Passage provided:
= = =

Although the studio children’s works are tendered for donations, Bratayasa seriously curates the relevant items. In this manner, he wishes to teach his students to make serious efforts to produce and appreciate their creations.
Every time he prepares an exhibition for his studio members, Bratayasa totally undertakes its arrangement almost alone. He even bears the cost of catalogue publication. He related his experience when he spent over ten million rupiah. He had to bear part of the budget and the other part was derived from aid or close friends’ contributions. Studio children were not burdened with any expense at all.
The same is true when he prepares exhibitions for his own works, which have been held thirty times since 2013. He thoroughly prepares the events by curating the works along with fellow artists and painting collectors.
Guidance
Bratayasa has no family background of artists. His father, I Made Mudita, is a farmer and his mother, Ni Nyoman Suwitri, a housewife. He has learned painting as an autodidact. He feels he has artistic sensitiveness because his parents have given him freedom of expression since childhood. Besides, the environment where he lives in the zone of Ubud is crowded with painters and art galleries.

= = =

Data extracts:
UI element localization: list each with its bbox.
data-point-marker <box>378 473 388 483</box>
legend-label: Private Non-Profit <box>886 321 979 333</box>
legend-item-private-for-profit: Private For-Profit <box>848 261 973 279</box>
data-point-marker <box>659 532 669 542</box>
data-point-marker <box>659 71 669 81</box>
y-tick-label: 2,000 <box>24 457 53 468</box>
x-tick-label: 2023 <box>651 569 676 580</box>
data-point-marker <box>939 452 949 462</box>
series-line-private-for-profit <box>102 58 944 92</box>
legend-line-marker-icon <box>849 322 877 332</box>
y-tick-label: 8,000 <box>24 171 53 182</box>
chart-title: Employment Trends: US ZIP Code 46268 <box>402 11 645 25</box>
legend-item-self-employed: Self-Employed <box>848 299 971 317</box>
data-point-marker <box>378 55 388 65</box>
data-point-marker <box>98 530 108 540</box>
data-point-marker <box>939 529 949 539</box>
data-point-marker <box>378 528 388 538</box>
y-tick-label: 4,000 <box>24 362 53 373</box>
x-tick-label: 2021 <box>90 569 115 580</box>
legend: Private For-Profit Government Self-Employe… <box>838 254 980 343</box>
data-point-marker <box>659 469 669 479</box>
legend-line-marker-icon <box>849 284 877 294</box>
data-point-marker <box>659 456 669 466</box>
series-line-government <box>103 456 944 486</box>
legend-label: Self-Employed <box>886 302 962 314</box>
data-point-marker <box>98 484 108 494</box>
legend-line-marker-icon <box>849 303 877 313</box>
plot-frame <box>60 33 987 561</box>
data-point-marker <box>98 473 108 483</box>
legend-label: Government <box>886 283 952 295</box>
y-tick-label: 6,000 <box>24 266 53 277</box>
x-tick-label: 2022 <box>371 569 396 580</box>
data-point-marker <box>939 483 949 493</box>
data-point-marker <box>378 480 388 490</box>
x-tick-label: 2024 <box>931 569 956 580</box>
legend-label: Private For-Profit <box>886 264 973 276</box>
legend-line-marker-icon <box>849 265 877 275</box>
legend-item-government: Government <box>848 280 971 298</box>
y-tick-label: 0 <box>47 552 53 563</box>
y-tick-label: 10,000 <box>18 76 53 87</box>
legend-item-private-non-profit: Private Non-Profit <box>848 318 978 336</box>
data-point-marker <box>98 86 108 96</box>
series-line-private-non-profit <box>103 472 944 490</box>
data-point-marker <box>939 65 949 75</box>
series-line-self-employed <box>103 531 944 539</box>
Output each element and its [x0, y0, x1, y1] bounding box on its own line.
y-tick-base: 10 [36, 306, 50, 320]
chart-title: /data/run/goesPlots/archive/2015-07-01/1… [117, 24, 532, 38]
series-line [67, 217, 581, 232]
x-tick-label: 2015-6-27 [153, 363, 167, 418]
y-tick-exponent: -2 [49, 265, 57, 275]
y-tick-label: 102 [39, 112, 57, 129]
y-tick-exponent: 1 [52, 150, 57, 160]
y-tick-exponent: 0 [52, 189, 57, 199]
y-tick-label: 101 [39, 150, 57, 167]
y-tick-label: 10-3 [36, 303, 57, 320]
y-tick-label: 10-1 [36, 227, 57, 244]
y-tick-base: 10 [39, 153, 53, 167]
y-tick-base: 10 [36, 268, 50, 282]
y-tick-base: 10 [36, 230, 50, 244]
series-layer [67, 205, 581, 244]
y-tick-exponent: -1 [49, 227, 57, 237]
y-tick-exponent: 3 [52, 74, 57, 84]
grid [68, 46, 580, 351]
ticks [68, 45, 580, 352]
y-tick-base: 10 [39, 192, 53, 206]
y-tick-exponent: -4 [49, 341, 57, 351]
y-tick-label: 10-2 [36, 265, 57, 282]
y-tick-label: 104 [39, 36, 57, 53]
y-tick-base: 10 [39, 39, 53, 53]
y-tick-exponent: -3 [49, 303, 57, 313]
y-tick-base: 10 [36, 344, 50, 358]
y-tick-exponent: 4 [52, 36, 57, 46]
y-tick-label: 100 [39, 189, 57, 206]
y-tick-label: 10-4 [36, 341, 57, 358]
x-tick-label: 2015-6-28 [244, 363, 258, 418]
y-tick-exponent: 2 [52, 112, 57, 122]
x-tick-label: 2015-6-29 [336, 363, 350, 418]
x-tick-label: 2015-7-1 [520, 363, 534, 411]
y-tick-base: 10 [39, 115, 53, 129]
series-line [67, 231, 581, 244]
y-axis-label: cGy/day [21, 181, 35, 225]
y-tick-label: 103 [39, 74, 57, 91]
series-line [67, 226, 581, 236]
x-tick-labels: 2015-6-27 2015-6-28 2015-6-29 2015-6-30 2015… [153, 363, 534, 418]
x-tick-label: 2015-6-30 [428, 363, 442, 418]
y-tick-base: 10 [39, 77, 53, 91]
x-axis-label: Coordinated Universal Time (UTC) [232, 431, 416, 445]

= = =

Exercises to complete:
1. Name every person who is identified by name in the passage about Bratayasa.
2. Go on with the passage about Bratayasa from the point where it stops.
The listing isn't needed for any of this.

Written responses:
1. Bratayasa, I Made Mudita, Ni Nyoman Suwitri

2.
With the lapse of time, Bratayasa has grown to be a painter. As an Ubud painter, he also has had bad luck such as when his works were bought but no payments were forthcoming. His bittersweet experiences have prompted him to keep painting and at the same time sharing.
I don’t expect gratitude for everything already done at this studio. It’s growing because they are happy.
His desire to share has been realized among others through Sanggar Bares, which means offering something to those in need. He founded the studio originally because of his concern over the development of cell phone technology, which in his view has deprived children of their sensitiveness to their environment.
He strives to induce children’s sensitiveness through painting art after school. Before finishing school work, they aren’t allowed to visit the studio. Apart from teaching them how to paint, Bratayasa gives or lends fine-art books to be studied by his students. By this method, he positions himself as the students’ guide, instead of dictating them.
With Sanggar Bares now three years old, Bratayasa has even more firmly inculcated the values of honesty, sharing and other noble attitudes through art. “I don’t expect gratitude for everything already done at this studio. It’s growing because they are happy. If only I aimed at earning gratitude and fame, this studio would no longer exist now,” he said.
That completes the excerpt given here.